» Work to complete
Go through the records and extract every line with the word "this".

» Available data
□ □ □

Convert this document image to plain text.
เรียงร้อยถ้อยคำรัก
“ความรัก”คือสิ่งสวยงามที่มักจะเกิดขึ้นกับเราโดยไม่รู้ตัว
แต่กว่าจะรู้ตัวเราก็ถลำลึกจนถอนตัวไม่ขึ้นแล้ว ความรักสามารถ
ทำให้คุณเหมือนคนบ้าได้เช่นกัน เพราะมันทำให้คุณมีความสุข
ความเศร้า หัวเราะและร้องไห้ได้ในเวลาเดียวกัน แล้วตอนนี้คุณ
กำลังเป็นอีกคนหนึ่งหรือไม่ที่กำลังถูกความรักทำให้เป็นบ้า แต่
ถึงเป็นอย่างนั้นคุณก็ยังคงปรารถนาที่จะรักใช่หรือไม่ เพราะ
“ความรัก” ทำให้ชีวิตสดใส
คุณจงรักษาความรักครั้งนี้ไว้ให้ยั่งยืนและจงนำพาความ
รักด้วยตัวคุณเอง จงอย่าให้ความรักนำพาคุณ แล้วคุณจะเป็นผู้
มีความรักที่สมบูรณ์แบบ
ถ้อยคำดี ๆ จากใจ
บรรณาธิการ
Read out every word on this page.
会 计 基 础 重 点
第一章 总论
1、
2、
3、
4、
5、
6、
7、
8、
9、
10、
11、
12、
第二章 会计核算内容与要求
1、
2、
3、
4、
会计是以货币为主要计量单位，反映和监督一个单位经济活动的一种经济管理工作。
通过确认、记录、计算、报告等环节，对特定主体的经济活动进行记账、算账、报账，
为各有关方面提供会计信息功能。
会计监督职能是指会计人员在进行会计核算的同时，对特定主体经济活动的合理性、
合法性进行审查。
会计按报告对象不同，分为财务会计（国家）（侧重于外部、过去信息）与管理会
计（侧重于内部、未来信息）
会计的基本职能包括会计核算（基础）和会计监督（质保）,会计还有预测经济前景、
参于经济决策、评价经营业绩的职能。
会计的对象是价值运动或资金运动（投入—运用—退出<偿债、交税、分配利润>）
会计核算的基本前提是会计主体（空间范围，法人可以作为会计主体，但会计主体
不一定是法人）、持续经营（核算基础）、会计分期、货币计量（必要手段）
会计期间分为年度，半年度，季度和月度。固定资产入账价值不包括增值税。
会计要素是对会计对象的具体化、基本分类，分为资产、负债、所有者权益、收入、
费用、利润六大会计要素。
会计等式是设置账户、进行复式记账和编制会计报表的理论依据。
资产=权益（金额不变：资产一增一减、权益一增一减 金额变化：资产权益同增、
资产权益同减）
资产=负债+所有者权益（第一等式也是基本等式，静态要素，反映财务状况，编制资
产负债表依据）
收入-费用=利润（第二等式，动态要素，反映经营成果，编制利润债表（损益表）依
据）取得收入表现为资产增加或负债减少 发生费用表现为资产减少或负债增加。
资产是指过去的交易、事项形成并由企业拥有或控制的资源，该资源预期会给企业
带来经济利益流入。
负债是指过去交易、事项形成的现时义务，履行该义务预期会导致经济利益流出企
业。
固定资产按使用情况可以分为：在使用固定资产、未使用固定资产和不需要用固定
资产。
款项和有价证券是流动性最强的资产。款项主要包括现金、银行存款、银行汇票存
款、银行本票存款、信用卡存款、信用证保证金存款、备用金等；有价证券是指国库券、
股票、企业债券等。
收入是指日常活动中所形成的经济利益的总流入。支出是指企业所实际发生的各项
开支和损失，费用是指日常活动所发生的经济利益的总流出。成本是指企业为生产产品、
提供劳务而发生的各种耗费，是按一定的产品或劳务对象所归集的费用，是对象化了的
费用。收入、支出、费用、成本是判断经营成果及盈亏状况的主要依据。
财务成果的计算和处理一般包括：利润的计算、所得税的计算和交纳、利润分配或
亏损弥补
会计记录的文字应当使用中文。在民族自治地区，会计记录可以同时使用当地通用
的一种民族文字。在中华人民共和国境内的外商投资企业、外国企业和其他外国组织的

□ □ □

» Complete response
Convert this document image to plain text.
Read out every word on this page.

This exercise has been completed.